> [STATED PROBLEM] Without the pictures, copy all the entries below exactly.

⁂

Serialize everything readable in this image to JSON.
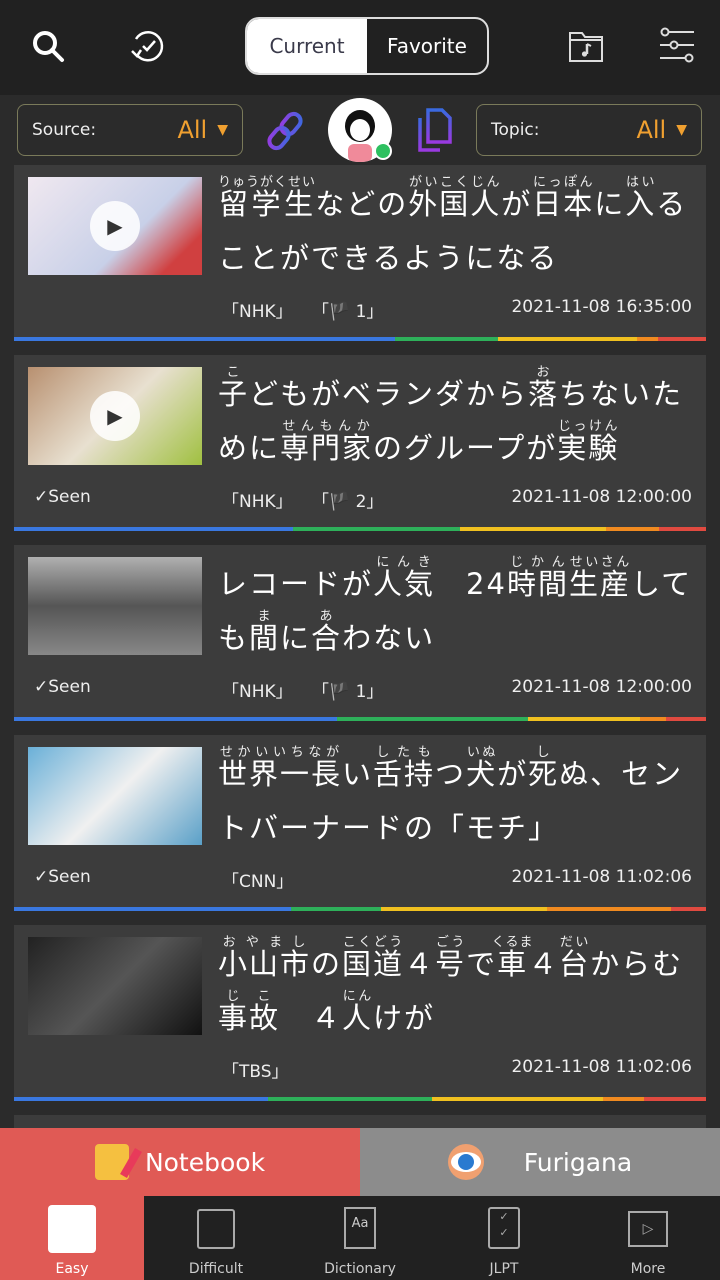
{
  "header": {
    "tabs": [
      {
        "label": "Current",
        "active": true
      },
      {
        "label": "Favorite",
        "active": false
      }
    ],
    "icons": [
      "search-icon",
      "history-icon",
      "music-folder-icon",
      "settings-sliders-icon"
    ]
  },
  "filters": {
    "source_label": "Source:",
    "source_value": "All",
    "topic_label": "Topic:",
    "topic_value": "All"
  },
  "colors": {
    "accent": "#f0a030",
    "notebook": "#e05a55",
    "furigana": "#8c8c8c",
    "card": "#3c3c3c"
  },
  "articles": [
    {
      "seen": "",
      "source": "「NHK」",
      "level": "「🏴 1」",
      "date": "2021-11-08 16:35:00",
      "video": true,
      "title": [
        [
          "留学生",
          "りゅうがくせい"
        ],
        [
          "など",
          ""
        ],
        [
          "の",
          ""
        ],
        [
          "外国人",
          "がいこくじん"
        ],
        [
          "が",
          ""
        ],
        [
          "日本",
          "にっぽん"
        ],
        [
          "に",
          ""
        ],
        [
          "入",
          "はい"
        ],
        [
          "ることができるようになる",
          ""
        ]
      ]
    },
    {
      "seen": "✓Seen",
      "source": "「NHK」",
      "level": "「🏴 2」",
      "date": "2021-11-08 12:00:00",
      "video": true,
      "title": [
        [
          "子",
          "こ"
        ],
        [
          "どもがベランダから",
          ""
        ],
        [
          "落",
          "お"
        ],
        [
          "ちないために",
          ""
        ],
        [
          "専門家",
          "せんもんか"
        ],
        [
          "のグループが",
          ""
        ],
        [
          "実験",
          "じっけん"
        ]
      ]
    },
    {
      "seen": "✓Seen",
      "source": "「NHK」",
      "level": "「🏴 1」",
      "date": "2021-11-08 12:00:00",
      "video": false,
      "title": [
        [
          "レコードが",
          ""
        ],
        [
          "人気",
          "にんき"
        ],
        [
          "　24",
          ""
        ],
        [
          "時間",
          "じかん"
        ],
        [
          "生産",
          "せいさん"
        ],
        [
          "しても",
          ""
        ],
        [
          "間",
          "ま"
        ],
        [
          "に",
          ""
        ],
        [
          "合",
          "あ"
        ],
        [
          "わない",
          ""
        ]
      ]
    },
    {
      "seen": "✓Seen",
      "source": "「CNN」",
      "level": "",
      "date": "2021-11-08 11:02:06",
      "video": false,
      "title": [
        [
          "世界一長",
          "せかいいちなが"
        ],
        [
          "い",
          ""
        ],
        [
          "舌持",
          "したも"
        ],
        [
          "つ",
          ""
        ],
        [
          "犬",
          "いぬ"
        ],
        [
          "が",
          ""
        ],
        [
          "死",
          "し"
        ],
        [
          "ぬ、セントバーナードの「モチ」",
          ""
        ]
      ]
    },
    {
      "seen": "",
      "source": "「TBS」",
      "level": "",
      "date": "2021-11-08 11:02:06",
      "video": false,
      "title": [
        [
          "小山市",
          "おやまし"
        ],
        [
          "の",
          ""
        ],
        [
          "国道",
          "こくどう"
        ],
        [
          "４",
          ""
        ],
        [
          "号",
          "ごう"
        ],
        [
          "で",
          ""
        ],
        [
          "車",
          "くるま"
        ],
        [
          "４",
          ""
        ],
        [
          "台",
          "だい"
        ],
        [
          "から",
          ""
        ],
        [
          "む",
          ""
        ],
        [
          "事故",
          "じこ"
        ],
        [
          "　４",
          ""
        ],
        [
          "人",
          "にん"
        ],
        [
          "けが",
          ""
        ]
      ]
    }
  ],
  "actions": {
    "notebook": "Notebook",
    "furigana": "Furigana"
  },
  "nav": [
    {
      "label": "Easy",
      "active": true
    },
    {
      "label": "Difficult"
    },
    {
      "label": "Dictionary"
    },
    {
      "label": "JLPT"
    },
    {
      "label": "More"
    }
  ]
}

⁂

> [OUTPUT FOR THIS EXERCISE]
Serialize everything readable in this image to JSON.
{
  "header": {
    "tabs": [
      {
        "label": "Current",
        "active": true
      },
      {
        "label": "Favorite",
        "active": false
      }
    ],
    "icons": [
      "search-icon",
      "history-icon",
      "music-folder-icon",
      "settings-sliders-icon"
    ]
  },
  "filters": {
    "source_label": "Source:",
    "source_value": "All",
    "topic_label": "Topic:",
    "topic_value": "All"
  },
  "colors": {
    "accent": "#f0a030",
    "notebook": "#e05a55",
    "furigana": "#8c8c8c",
    "card": "#3c3c3c"
  },
  "articles": [
    {
      "seen": "",
      "source": "「NHK」",
      "level": "「🏴 1」",
      "date": "2021-11-08 16:35:00",
      "video": true,
      "title": [
        [
          "留学生",
          "りゅうがくせい"
        ],
        [
          "など",
          ""
        ],
        [
          "の",
          ""
        ],
        [
          "外国人",
          "がいこくじん"
        ],
        [
          "が",
          ""
        ],
        [
          "日本",
          "にっぽん"
        ],
        [
          "に",
          ""
        ],
        [
          "入",
          "はい"
        ],
        [
          "ることができるようになる",
          ""
        ]
      ]
    },
    {
      "seen": "✓Seen",
      "source": "「NHK」",
      "level": "「🏴 2」",
      "date": "2021-11-08 12:00:00",
      "video": true,
      "title": [
        [
          "子",
          "こ"
        ],
        [
          "どもがベランダから",
          ""
        ],
        [
          "落",
          "お"
        ],
        [
          "ちないために",
          ""
        ],
        [
          "専門家",
          "せんもんか"
        ],
        [
          "のグループが",
          ""
        ],
        [
          "実験",
          "じっけん"
        ]
      ]
    },
    {
      "seen": "✓Seen",
      "source": "「NHK」",
      "level": "「🏴 1」",
      "date": "2021-11-08 12:00:00",
      "video": false,
      "title": [
        [
          "レコードが",
          ""
        ],
        [
          "人気",
          "にんき"
        ],
        [
          "　24",
          ""
        ],
        [
          "時間",
          "じかん"
        ],
        [
          "生産",
          "せいさん"
        ],
        [
          "しても",
          ""
        ],
        [
          "間",
          "ま"
        ],
        [
          "に",
          ""
        ],
        [
          "合",
          "あ"
        ],
        [
          "わない",
          ""
        ]
      ]
    },
    {
      "seen": "✓Seen",
      "source": "「CNN」",
      "level": "",
      "date": "2021-11-08 11:02:06",
      "video": false,
      "title": [
        [
          "世界一長",
          "せかいいちなが"
        ],
        [
          "い",
          ""
        ],
        [
          "舌持",
          "したも"
        ],
        [
          "つ",
          ""
        ],
        [
          "犬",
          "いぬ"
        ],
        [
          "が",
          ""
        ],
        [
          "死",
          "し"
        ],
        [
          "ぬ、セントバーナードの「モチ」",
          ""
        ]
      ]
    },
    {
      "seen": "",
      "source": "「TBS」",
      "level": "",
      "date": "2021-11-08 11:02:06",
      "video": false,
      "title": [
        [
          "小山市",
          "おやまし"
        ],
        [
          "の",
          ""
        ],
        [
          "国道",
          "こくどう"
        ],
        [
          "４",
          ""
        ],
        [
          "号",
          "ごう"
        ],
        [
          "で",
          ""
        ],
        [
          "車",
          "くるま"
        ],
        [
          "４",
          ""
        ],
        [
          "台",
          "だい"
        ],
        [
          "から",
          ""
        ],
        [
          "む",
          ""
        ],
        [
          "事故",
          "じこ"
        ],
        [
          "　４",
          ""
        ],
        [
          "人",
          "にん"
        ],
        [
          "けが",
          ""
        ]
      ]
    }
  ],
  "actions": {
    "notebook": "Notebook",
    "furigana": "Furigana"
  },
  "nav": [
    {
      "label": "Easy",
      "active": true
    },
    {
      "label": "Difficult"
    },
    {
      "label": "Dictionary"
    },
    {
      "label": "JLPT"
    },
    {
      "label": "More"
    }
  ]
}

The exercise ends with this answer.